**AIM OF THE TASK**
Your task is to output the entries below word for word.

═══

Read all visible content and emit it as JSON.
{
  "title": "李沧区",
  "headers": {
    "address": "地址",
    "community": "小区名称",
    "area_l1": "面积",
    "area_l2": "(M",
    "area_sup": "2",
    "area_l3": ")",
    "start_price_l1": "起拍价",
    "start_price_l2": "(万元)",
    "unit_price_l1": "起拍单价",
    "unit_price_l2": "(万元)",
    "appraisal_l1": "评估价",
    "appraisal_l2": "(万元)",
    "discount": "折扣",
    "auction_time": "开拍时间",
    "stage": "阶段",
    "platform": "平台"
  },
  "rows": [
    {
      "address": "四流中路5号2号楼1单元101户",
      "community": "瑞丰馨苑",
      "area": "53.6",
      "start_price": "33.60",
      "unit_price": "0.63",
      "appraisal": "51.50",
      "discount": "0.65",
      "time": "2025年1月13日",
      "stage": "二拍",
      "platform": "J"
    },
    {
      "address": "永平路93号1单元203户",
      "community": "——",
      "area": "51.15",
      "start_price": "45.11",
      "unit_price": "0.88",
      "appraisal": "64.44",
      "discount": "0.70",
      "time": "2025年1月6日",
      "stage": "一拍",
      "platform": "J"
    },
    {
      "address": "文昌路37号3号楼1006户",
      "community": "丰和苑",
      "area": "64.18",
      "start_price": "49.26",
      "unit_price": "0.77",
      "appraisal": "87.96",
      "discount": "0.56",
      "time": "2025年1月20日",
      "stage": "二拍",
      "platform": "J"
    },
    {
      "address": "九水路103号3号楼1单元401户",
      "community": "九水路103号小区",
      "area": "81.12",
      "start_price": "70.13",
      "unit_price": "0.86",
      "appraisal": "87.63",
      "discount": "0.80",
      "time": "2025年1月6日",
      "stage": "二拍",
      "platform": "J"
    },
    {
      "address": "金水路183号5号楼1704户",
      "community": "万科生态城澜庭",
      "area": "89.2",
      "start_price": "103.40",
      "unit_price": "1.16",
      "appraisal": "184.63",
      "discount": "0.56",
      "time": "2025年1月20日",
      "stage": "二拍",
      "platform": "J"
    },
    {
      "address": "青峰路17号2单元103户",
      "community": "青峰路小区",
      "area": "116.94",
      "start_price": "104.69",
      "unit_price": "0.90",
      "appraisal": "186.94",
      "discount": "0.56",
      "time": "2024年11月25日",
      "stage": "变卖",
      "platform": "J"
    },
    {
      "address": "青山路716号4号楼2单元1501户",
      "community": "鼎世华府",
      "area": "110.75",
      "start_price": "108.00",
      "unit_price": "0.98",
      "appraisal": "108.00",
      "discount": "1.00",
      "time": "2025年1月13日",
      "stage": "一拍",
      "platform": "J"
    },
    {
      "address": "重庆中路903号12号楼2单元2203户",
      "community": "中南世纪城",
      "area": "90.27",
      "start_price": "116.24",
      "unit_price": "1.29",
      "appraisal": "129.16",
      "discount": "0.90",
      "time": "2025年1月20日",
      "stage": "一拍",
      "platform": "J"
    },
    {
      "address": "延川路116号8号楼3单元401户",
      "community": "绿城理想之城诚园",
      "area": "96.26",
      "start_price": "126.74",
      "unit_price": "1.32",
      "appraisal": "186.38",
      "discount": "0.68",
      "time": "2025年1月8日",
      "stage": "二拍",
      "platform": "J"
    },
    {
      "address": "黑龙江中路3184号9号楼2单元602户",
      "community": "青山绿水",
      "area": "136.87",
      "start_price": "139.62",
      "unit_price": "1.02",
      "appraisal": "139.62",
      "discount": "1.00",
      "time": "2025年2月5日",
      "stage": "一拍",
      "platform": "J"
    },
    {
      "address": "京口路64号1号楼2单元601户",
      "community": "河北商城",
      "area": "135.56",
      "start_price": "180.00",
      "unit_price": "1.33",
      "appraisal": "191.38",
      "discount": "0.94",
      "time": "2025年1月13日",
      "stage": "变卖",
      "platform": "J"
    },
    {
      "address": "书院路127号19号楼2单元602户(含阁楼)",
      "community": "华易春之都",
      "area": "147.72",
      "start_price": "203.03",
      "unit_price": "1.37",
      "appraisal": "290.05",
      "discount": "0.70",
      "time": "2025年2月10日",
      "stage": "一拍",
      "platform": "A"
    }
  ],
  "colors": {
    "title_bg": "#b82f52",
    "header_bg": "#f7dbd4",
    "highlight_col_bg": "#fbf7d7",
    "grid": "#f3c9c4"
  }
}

═══

**COMPLETE OUTPUT**
Read all visible content and emit it as JSON.
{
  "title": "李沧区",
  "headers": {
    "address": "地址",
    "community": "小区名称",
    "area_l1": "面积",
    "area_l2": "(M",
    "area_sup": "2",
    "area_l3": ")",
    "start_price_l1": "起拍价",
    "start_price_l2": "(万元)",
    "unit_price_l1": "起拍单价",
    "unit_price_l2": "(万元)",
    "appraisal_l1": "评估价",
    "appraisal_l2": "(万元)",
    "discount": "折扣",
    "auction_time": "开拍时间",
    "stage": "阶段",
    "platform": "平台"
  },
  "rows": [
    {
      "address": "四流中路5号2号楼1单元101户",
      "community": "瑞丰馨苑",
      "area": "53.6",
      "start_price": "33.60",
      "unit_price": "0.63",
      "appraisal": "51.50",
      "discount": "0.65",
      "time": "2025年1月13日",
      "stage": "二拍",
      "platform": "J"
    },
    {
      "address": "永平路93号1单元203户",
      "community": "——",
      "area": "51.15",
      "start_price": "45.11",
      "unit_price": "0.88",
      "appraisal": "64.44",
      "discount": "0.70",
      "time": "2025年1月6日",
      "stage": "一拍",
      "platform": "J"
    },
    {
      "address": "文昌路37号3号楼1006户",
      "community": "丰和苑",
      "area": "64.18",
      "start_price": "49.26",
      "unit_price": "0.77",
      "appraisal": "87.96",
      "discount": "0.56",
      "time": "2025年1月20日",
      "stage": "二拍",
      "platform": "J"
    },
    {
      "address": "九水路103号3号楼1单元401户",
      "community": "九水路103号小区",
      "area": "81.12",
      "start_price": "70.13",
      "unit_price": "0.86",
      "appraisal": "87.63",
      "discount": "0.80",
      "time": "2025年1月6日",
      "stage": "二拍",
      "platform": "J"
    },
    {
      "address": "金水路183号5号楼1704户",
      "community": "万科生态城澜庭",
      "area": "89.2",
      "start_price": "103.40",
      "unit_price": "1.16",
      "appraisal": "184.63",
      "discount": "0.56",
      "time": "2025年1月20日",
      "stage": "二拍",
      "platform": "J"
    },
    {
      "address": "青峰路17号2单元103户",
      "community": "青峰路小区",
      "area": "116.94",
      "start_price": "104.69",
      "unit_price": "0.90",
      "appraisal": "186.94",
      "discount": "0.56",
      "time": "2024年11月25日",
      "stage": "变卖",
      "platform": "J"
    },
    {
      "address": "青山路716号4号楼2单元1501户",
      "community": "鼎世华府",
      "area": "110.75",
      "start_price": "108.00",
      "unit_price": "0.98",
      "appraisal": "108.00",
      "discount": "1.00",
      "time": "2025年1月13日",
      "stage": "一拍",
      "platform": "J"
    },
    {
      "address": "重庆中路903号12号楼2单元2203户",
      "community": "中南世纪城",
      "area": "90.27",
      "start_price": "116.24",
      "unit_price": "1.29",
      "appraisal": "129.16",
      "discount": "0.90",
      "time": "2025年1月20日",
      "stage": "一拍",
      "platform": "J"
    },
    {
      "address": "延川路116号8号楼3单元401户",
      "community": "绿城理想之城诚园",
      "area": "96.26",
      "start_price": "126.74",
      "unit_price": "1.32",
      "appraisal": "186.38",
      "discount": "0.68",
      "time": "2025年1月8日",
      "stage": "二拍",
      "platform": "J"
    },
    {
      "address": "黑龙江中路3184号9号楼2单元602户",
      "community": "青山绿水",
      "area": "136.87",
      "start_price": "139.62",
      "unit_price": "1.02",
      "appraisal": "139.62",
      "discount": "1.00",
      "time": "2025年2月5日",
      "stage": "一拍",
      "platform": "J"
    },
    {
      "address": "京口路64号1号楼2单元601户",
      "community": "河北商城",
      "area": "135.56",
      "start_price": "180.00",
      "unit_price": "1.33",
      "appraisal": "191.38",
      "discount": "0.94",
      "time": "2025年1月13日",
      "stage": "变卖",
      "platform": "J"
    },
    {
      "address": "书院路127号19号楼2单元602户(含阁楼)",
      "community": "华易春之都",
      "area": "147.72",
      "start_price": "203.03",
      "unit_price": "1.37",
      "appraisal": "290.05",
      "discount": "0.70",
      "time": "2025年2月10日",
      "stage": "一拍",
      "platform": "A"
    }
  ],
  "colors": {
    "title_bg": "#b82f52",
    "header_bg": "#f7dbd4",
    "highlight_col_bg": "#fbf7d7",
    "grid": "#f3c9c4"
  }
}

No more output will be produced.